I'm not too good in regexp but hoping someone could explain better to me, I found this in the code that I debug. I wonder why I always got false on this scenario.
I know \p{L}
matches a single code point in the category "letter". 0-9
is numeric.
$regExp = /^\s*
(?P([0-2]?[1-9]|[12]0|3[01]))\s+
(?P\p{L}+?)\s+
(?P[12]\d{3})\s*$/i;
$value = '12 Février 2015' ;
$matches = array();
$match = preg_match($regExp, $value, $matches);
Additional information, I have come up with this:
$match = preg_match("/^\s*(?P<monthDay>([0-2]?[1-9]|[12]0|3[01]))\s+(?P<monthNameFull>\p{L}+?)\s+(?P<yearFull>[12]\d{3})\s*$/i", "18 Février 2015");
var_dump($match); //It will print int(0).
But if the value is 18 February 2015
, it will print int(1). Why is that so? It is suppose to return 1 in both values because \p{L}
will accept unicode characters.
$regExp = '/^\s*(?P<y>([0-2]?[1-9]|[12]0|3[01]))\s+(?P<m>\p{L}+?)\s+(?P<d>[12]\d{3})\s*$/usD';
$value = '12 Février 2015';
$matches = array();
$match = preg_match($regExp, $value, $matches);
var_dump($matches);
You always have to use <name>
with the (?P
unless you want an error... And by unicode multiline strings you need the usD
flags. It is easy to remember, its like USA dollar...

# DATA FOR PROCESSING:
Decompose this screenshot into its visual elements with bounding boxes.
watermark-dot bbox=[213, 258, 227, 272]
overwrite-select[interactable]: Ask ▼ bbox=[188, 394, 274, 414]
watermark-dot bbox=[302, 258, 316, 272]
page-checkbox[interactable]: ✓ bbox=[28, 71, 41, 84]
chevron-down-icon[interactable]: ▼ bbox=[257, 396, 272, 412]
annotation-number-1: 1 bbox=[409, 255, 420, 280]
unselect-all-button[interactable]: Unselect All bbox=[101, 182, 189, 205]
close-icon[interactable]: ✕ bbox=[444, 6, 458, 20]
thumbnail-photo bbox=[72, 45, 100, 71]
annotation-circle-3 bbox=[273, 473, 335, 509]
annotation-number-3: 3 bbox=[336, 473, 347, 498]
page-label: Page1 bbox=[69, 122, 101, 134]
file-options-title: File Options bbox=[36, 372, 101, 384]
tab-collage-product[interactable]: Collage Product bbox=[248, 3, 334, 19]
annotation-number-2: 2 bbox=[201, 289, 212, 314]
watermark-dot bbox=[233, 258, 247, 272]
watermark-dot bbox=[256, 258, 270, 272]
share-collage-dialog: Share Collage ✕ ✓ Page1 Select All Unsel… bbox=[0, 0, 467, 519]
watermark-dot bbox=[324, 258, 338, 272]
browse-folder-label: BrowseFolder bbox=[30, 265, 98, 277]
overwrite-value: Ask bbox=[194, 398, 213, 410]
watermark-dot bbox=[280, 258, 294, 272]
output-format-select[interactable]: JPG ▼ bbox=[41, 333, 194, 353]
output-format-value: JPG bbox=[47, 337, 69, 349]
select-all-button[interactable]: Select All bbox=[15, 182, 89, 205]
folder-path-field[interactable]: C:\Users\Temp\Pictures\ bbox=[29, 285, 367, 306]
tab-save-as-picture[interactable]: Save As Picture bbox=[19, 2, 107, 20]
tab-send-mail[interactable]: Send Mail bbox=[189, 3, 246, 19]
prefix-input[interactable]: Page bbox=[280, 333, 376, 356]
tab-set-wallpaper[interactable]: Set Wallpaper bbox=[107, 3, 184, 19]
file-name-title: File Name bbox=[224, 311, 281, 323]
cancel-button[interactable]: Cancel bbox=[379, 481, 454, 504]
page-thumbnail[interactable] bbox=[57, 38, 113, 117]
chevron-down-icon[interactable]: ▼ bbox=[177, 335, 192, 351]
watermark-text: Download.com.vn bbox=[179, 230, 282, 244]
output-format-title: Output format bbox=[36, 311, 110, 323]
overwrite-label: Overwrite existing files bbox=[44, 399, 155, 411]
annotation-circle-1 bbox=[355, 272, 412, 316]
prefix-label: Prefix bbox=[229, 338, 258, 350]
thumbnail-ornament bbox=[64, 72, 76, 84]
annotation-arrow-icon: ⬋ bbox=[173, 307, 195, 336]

# INSTRUCTIONS:
1: Please quote the records word for word, from their first line through the line that contains "annotation-number-2: 2 bbox=[201, 289, 212, 314]".
2: Write what comes next in the forum thread about the PHP date regex, starting after its last sentence.

# OUTPUTS IN ORDER:
1:
Decompose this screenshot into its visual elements with bounding boxes.
watermark-dot bbox=[213, 258, 227, 272]
overwrite-select[interactable]: Ask ▼ bbox=[188, 394, 274, 414]
watermark-dot bbox=[302, 258, 316, 272]
page-checkbox[interactable]: ✓ bbox=[28, 71, 41, 84]
chevron-down-icon[interactable]: ▼ bbox=[257, 396, 272, 412]
annotation-number-1: 1 bbox=[409, 255, 420, 280]
unselect-all-button[interactable]: Unselect All bbox=[101, 182, 189, 205]
close-icon[interactable]: ✕ bbox=[444, 6, 458, 20]
thumbnail-photo bbox=[72, 45, 100, 71]
annotation-circle-3 bbox=[273, 473, 335, 509]
annotation-number-3: 3 bbox=[336, 473, 347, 498]
page-label: Page1 bbox=[69, 122, 101, 134]
file-options-title: File Options bbox=[36, 372, 101, 384]
tab-collage-product[interactable]: Collage Product bbox=[248, 3, 334, 19]
annotation-number-2: 2 bbox=[201, 289, 212, 314]

2:
No named groups are needed, and the syntax for them seems to be wrong anyway. So this cleaned-up version should work:
/^
\s*([0-2]?[1-9]|[12]0|3[01])\s+
\p{L}+?\s+
[12]\d{3}\s*
$/i
The pattern for the day of the month would also be more intelligible as:
(0?[1-9]|[12][0-9]|3[01])
Figured out a fix, use /u instead of /i.
$match = preg_match("/^\s*(?P<monthDay>([0-2]?[1-9]|[12]0|3[01]))\s+(?P<monthNameFull>\p{L}+?)\s+(?P<yearFull>[12]\d{3})\s*$/u", "18 Février 2015");
var_dump($match); //It will print int(1).
Thanks all for all the help
Use the u
modifier for unicode:
$regExp = /^\s*
(?P<monthDay>([0-2]?[1-9]|[12]0|3[01]))\s+
(?P<monthNameFull>\p{L}+?)\s+
(?P<yearFull>[12]\d{3})\s*$/u;
// here __^
The i
modifier is not mandatory, \p{L}
is case insensitive.